[Collection entries]
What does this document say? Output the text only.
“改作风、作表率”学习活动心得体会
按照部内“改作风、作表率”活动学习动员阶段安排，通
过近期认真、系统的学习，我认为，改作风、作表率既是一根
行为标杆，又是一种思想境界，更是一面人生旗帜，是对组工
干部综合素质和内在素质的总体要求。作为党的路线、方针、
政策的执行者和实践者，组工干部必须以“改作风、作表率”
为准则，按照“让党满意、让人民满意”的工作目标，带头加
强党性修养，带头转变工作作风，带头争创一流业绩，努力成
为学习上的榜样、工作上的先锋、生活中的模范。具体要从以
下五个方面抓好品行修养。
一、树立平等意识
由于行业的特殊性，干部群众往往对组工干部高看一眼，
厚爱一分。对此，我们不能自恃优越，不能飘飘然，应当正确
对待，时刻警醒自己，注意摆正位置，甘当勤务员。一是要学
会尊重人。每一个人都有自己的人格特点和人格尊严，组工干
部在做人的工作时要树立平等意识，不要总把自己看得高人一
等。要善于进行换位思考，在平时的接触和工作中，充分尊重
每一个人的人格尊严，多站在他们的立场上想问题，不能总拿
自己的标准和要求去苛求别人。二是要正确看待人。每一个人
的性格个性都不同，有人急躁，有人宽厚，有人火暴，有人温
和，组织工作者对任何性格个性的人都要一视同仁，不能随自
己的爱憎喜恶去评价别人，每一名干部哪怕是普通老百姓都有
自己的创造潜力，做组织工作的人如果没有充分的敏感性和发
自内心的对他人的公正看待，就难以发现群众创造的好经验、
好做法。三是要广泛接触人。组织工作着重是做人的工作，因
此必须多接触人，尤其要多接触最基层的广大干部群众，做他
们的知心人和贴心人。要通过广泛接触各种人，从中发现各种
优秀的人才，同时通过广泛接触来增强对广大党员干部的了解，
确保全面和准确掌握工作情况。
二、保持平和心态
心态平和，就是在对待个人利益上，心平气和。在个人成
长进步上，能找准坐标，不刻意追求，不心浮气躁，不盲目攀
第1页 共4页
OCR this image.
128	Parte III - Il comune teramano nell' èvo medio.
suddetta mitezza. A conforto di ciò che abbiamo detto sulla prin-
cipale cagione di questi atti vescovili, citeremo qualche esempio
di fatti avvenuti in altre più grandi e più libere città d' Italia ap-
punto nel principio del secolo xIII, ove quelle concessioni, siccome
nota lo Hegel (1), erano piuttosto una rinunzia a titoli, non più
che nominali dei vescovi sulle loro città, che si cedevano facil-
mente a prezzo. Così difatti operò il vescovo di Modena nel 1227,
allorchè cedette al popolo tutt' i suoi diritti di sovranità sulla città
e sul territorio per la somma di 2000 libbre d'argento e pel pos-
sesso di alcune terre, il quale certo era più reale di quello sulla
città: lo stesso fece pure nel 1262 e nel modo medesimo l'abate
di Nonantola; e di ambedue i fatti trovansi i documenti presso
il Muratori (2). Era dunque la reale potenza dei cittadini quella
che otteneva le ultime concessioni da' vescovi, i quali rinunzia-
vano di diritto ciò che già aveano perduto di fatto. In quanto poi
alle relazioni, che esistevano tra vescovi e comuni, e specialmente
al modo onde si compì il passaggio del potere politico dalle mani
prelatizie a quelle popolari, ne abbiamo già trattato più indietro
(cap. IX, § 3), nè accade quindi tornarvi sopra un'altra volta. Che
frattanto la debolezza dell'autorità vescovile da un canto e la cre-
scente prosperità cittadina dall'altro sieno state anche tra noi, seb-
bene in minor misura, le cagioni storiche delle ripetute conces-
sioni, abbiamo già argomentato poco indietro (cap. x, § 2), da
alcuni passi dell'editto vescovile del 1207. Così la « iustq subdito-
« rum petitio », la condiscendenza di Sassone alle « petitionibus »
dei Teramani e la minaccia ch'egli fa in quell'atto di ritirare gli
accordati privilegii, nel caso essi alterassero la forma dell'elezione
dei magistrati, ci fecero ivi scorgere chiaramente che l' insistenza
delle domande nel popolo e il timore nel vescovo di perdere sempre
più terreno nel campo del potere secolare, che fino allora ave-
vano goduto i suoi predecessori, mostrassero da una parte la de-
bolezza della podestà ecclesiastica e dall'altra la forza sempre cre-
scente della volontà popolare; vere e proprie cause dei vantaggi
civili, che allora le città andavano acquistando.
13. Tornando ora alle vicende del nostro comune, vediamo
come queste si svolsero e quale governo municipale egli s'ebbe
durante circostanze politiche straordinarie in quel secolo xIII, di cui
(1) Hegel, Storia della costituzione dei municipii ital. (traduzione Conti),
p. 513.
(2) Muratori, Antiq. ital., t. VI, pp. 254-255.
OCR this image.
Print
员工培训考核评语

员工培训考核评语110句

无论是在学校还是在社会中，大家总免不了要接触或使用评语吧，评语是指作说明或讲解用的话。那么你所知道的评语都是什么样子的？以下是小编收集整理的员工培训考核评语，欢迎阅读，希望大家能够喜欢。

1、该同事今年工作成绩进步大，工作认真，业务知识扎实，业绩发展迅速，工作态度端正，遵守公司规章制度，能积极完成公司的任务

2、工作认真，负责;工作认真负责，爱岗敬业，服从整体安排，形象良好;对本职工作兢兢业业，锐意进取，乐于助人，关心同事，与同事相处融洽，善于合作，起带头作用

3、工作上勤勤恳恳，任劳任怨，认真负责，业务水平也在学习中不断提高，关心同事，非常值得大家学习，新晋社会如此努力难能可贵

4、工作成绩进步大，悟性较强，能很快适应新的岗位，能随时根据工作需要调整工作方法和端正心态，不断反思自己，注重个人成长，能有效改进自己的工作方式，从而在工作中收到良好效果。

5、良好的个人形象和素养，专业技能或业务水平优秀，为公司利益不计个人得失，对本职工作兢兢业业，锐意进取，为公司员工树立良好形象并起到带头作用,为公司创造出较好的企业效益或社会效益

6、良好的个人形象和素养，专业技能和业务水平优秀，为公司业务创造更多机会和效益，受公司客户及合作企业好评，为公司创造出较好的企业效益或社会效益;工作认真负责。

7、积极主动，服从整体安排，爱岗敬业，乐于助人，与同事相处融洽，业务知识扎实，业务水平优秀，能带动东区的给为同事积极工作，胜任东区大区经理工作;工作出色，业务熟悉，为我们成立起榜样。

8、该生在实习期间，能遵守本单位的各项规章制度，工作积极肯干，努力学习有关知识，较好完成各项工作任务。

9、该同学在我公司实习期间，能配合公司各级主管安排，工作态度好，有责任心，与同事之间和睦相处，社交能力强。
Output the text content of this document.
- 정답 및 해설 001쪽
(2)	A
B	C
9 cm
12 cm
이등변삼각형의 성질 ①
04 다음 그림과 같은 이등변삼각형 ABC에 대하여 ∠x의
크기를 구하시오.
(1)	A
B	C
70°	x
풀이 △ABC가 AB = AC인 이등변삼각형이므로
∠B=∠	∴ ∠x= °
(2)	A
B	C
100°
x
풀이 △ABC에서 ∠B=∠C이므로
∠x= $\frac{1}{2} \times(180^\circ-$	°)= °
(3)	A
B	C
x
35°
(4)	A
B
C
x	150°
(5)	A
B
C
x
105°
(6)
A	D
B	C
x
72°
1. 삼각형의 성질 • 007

» **Stated problem**
Repeat all the records. Match each line exactly.

» **Reply to the exercise**
What does this document say? Output the text only.
“改作风、作表率”学习活动心得体会
按照部内“改作风、作表率”活动学习动员阶段安排，通
过近期认真、系统的学习，我认为，改作风、作表率既是一根
行为标杆，又是一种思想境界，更是一面人生旗帜，是对组工
干部综合素质和内在素质的总体要求。作为党的路线、方针、
政策的执行者和实践者，组工干部必须以“改作风、作表率”
为准则，按照“让党满意、让人民满意”的工作目标，带头加
强党性修养，带头转变工作作风，带头争创一流业绩，努力成
为学习上的榜样、工作上的先锋、生活中的模范。具体要从以
下五个方面抓好品行修养。
一、树立平等意识
由于行业的特殊性，干部群众往往对组工干部高看一眼，
厚爱一分。对此，我们不能自恃优越，不能飘飘然，应当正确
对待，时刻警醒自己，注意摆正位置，甘当勤务员。一是要学
会尊重人。每一个人都有自己的人格特点和人格尊严，组工干
部在做人的工作时要树立平等意识，不要总把自己看得高人一
等。要善于进行换位思考，在平时的接触和工作中，充分尊重
每一个人的人格尊严，多站在他们的立场上想问题，不能总拿
自己的标准和要求去苛求别人。二是要正确看待人。每一个人
的性格个性都不同，有人急躁，有人宽厚，有人火暴，有人温
和，组织工作者对任何性格个性的人都要一视同仁，不能随自
己的爱憎喜恶去评价别人，每一名干部哪怕是普通老百姓都有
自己的创造潜力，做组织工作的人如果没有充分的敏感性和发
自内心的对他人的公正看待，就难以发现群众创造的好经验、
好做法。三是要广泛接触人。组织工作着重是做人的工作，因
此必须多接触人，尤其要多接触最基层的广大干部群众，做他
们的知心人和贴心人。要通过广泛接触各种人，从中发现各种
优秀的人才，同时通过广泛接触来增强对广大党员干部的了解，
确保全面和准确掌握工作情况。
二、保持平和心态
心态平和，就是在对待个人利益上，心平气和。在个人成
长进步上，能找准坐标，不刻意追求，不心浮气躁，不盲目攀
第1页 共4页
OCR this image.
128	Parte III - Il comune teramano nell' èvo medio.
suddetta mitezza. A conforto di ciò che abbiamo detto sulla prin-
cipale cagione di questi atti vescovili, citeremo qualche esempio
di fatti avvenuti in altre più grandi e più libere città d' Italia ap-
punto nel principio del secolo xIII, ove quelle concessioni, siccome
nota lo Hegel (1), erano piuttosto una rinunzia a titoli, non più
che nominali dei vescovi sulle loro città, che si cedevano facil-
mente a prezzo. Così difatti operò il vescovo di Modena nel 1227,
allorchè cedette al popolo tutt' i suoi diritti di sovranità sulla città
e sul territorio per la somma di 2000 libbre d'argento e pel pos-
sesso di alcune terre, il quale certo era più reale di quello sulla
città: lo stesso fece pure nel 1262 e nel modo medesimo l'abate
di Nonantola; e di ambedue i fatti trovansi i documenti presso
il Muratori (2). Era dunque la reale potenza dei cittadini quella
che otteneva le ultime concessioni da' vescovi, i quali rinunzia-
vano di diritto ciò che già aveano perduto di fatto. In quanto poi
alle relazioni, che esistevano tra vescovi e comuni, e specialmente
al modo onde si compì il passaggio del potere politico dalle mani
prelatizie a quelle popolari, ne abbiamo già trattato più indietro
(cap. IX, § 3), nè accade quindi tornarvi sopra un'altra volta. Che
frattanto la debolezza dell'autorità vescovile da un canto e la cre-
scente prosperità cittadina dall'altro sieno state anche tra noi, seb-
bene in minor misura, le cagioni storiche delle ripetute conces-
sioni, abbiamo già argomentato poco indietro (cap. x, § 2), da
alcuni passi dell'editto vescovile del 1207. Così la « iustq subdito-
« rum petitio », la condiscendenza di Sassone alle « petitionibus »
dei Teramani e la minaccia ch'egli fa in quell'atto di ritirare gli
accordati privilegii, nel caso essi alterassero la forma dell'elezione
dei magistrati, ci fecero ivi scorgere chiaramente che l' insistenza
delle domande nel popolo e il timore nel vescovo di perdere sempre
più terreno nel campo del potere secolare, che fino allora ave-
vano goduto i suoi predecessori, mostrassero da una parte la de-
bolezza della podestà ecclesiastica e dall'altra la forza sempre cre-
scente della volontà popolare; vere e proprie cause dei vantaggi
civili, che allora le città andavano acquistando.
13. Tornando ora alle vicende del nostro comune, vediamo
come queste si svolsero e quale governo municipale egli s'ebbe
durante circostanze politiche straordinarie in quel secolo xIII, di cui
(1) Hegel, Storia della costituzione dei municipii ital. (traduzione Conti),
p. 513.
(2) Muratori, Antiq. ital., t. VI, pp. 254-255.
OCR this image.
Print
员工培训考核评语

员工培训考核评语110句

无论是在学校还是在社会中，大家总免不了要接触或使用评语吧，评语是指作说明或讲解用的话。那么你所知道的评语都是什么样子的？以下是小编收集整理的员工培训考核评语，欢迎阅读，希望大家能够喜欢。

1、该同事今年工作成绩进步大，工作认真，业务知识扎实，业绩发展迅速，工作态度端正，遵守公司规章制度，能积极完成公司的任务

2、工作认真，负责;工作认真负责，爱岗敬业，服从整体安排，形象良好;对本职工作兢兢业业，锐意进取，乐于助人，关心同事，与同事相处融洽，善于合作，起带头作用

3、工作上勤勤恳恳，任劳任怨，认真负责，业务水平也在学习中不断提高，关心同事，非常值得大家学习，新晋社会如此努力难能可贵

4、工作成绩进步大，悟性较强，能很快适应新的岗位，能随时根据工作需要调整工作方法和端正心态，不断反思自己，注重个人成长，能有效改进自己的工作方式，从而在工作中收到良好效果。

5、良好的个人形象和素养，专业技能或业务水平优秀，为公司利益不计个人得失，对本职工作兢兢业业，锐意进取，为公司员工树立良好形象并起到带头作用,为公司创造出较好的企业效益或社会效益

6、良好的个人形象和素养，专业技能和业务水平优秀，为公司业务创造更多机会和效益，受公司客户及合作企业好评，为公司创造出较好的企业效益或社会效益;工作认真负责。

7、积极主动，服从整体安排，爱岗敬业，乐于助人，与同事相处融洽，业务知识扎实，业务水平优秀，能带动东区的给为同事积极工作，胜任东区大区经理工作;工作出色，业务熟悉，为我们成立起榜样。

8、该生在实习期间，能遵守本单位的各项规章制度，工作积极肯干，努力学习有关知识，较好完成各项工作任务。

9、该同学在我公司实习期间，能配合公司各级主管安排，工作态度好，有责任心，与同事之间和睦相处，社交能力强。
Output the text content of this document.
- 정답 및 해설 001쪽
(2)	A
B	C
9 cm
12 cm
이등변삼각형의 성질 ①
04 다음 그림과 같은 이등변삼각형 ABC에 대하여 ∠x의
크기를 구하시오.
(1)	A
B	C
70°	x
풀이 △ABC가 AB = AC인 이등변삼각형이므로
∠B=∠	∴ ∠x= °
(2)	A
B	C
100°
x
풀이 △ABC에서 ∠B=∠C이므로
∠x= $\frac{1}{2} \times(180^\circ-$	°)= °
(3)	A
B	C
x
35°
(4)	A
B
C
x	150°
(5)	A
B
C
x
105°
(6)
A	D
B	C
x
72°
1. 삼각형의 성질 • 007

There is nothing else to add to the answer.